[Short task]:
Please pull out every line that includes the string "this".

:: Records shown

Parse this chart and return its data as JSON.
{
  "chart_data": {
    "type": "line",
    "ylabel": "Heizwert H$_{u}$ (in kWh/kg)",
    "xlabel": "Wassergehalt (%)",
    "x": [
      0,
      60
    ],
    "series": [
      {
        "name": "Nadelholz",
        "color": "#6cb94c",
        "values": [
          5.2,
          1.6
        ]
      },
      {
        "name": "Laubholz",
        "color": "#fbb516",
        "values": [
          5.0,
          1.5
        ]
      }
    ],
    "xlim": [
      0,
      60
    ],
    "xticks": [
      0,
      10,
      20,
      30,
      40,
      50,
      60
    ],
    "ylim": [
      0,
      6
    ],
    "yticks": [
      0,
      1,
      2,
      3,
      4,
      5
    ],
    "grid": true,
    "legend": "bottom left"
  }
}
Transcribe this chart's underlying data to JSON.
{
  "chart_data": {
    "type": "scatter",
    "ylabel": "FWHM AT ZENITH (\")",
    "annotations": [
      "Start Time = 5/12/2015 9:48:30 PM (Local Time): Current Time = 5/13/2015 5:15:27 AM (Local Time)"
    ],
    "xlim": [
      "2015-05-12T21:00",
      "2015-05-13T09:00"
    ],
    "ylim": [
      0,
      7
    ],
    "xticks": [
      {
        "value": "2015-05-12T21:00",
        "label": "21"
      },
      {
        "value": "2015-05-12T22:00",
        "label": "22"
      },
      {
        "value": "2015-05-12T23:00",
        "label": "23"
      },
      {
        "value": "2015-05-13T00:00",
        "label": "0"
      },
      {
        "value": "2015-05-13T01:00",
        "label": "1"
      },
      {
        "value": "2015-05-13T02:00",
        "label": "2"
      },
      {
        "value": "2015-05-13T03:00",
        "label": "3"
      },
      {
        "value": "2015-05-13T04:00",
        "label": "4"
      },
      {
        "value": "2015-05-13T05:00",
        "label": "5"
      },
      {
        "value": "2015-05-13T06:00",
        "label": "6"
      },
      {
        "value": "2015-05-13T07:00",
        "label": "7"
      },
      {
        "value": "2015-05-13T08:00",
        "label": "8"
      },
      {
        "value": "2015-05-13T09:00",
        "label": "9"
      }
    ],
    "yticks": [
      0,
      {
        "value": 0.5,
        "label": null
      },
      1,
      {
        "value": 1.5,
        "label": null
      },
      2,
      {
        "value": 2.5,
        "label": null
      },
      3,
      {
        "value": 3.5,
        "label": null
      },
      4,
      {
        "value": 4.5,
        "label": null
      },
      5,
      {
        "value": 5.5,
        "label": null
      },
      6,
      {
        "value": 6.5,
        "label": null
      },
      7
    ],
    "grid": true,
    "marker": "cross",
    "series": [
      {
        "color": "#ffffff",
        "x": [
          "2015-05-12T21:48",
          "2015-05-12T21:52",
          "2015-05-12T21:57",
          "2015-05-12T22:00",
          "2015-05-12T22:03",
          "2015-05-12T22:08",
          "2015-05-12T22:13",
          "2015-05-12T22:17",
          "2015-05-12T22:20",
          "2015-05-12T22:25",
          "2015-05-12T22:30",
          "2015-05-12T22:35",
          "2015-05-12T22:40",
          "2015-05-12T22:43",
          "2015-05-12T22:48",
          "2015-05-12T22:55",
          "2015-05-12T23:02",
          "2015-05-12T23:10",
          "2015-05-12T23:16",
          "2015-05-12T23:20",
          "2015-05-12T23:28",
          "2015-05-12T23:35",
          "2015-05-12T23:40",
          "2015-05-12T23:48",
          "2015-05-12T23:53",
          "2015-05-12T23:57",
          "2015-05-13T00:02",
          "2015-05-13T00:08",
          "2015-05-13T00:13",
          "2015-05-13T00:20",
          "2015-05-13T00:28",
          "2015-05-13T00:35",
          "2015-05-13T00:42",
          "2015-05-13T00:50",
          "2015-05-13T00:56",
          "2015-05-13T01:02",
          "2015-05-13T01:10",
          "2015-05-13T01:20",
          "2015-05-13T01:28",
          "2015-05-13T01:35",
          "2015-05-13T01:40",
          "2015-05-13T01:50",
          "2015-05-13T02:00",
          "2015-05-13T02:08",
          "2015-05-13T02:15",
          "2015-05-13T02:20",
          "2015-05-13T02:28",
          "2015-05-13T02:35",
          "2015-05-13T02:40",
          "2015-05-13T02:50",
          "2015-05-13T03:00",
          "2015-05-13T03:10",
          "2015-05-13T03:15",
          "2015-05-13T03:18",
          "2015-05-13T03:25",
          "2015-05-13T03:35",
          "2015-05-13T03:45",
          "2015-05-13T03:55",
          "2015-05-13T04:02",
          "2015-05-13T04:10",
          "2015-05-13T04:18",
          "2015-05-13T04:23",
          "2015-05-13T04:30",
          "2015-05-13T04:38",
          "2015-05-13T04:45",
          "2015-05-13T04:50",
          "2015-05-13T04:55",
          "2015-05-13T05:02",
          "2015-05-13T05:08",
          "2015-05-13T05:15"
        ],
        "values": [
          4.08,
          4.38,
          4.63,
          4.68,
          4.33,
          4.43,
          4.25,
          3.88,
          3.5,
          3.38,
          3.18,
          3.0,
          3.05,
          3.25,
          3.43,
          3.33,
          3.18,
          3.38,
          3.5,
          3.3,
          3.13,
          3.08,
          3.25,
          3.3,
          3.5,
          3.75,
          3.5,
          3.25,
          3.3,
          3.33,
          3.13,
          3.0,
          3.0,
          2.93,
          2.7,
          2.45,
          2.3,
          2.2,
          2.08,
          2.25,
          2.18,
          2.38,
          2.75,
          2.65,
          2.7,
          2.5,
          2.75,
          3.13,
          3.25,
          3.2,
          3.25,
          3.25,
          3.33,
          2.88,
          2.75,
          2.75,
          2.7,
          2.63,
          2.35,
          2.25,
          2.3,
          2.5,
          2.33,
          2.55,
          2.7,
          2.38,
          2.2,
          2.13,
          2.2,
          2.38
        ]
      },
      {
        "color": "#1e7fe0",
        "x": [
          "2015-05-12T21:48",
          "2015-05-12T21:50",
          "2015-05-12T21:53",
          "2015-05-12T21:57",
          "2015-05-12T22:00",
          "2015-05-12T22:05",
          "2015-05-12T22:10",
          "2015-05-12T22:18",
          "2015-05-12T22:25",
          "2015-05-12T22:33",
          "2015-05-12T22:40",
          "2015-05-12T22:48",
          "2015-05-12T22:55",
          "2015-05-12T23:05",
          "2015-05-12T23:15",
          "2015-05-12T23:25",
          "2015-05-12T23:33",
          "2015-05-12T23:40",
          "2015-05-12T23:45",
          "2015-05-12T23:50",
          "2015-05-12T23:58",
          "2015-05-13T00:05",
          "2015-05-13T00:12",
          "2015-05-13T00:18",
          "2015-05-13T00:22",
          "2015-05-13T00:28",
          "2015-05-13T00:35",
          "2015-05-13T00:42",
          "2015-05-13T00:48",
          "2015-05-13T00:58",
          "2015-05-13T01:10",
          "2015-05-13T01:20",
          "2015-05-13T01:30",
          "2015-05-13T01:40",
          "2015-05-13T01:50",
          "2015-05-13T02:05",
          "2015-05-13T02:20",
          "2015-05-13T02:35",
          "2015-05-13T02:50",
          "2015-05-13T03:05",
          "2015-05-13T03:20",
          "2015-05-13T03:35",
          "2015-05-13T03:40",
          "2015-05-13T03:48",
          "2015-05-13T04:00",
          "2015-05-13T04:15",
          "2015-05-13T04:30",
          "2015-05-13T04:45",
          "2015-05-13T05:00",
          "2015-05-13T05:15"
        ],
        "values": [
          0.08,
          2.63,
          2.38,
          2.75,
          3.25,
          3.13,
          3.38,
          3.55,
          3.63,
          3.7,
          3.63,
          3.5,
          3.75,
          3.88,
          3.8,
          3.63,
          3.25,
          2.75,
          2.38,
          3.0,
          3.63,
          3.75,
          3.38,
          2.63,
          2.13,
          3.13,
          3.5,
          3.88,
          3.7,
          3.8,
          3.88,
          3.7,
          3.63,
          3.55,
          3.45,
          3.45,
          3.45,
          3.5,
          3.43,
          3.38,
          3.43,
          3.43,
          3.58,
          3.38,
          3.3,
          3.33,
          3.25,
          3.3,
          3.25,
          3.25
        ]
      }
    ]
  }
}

::::

[Reply to the exercise]:
Parse this chart and return its data as JSON.
Transcribe this chart's underlying data to JSON.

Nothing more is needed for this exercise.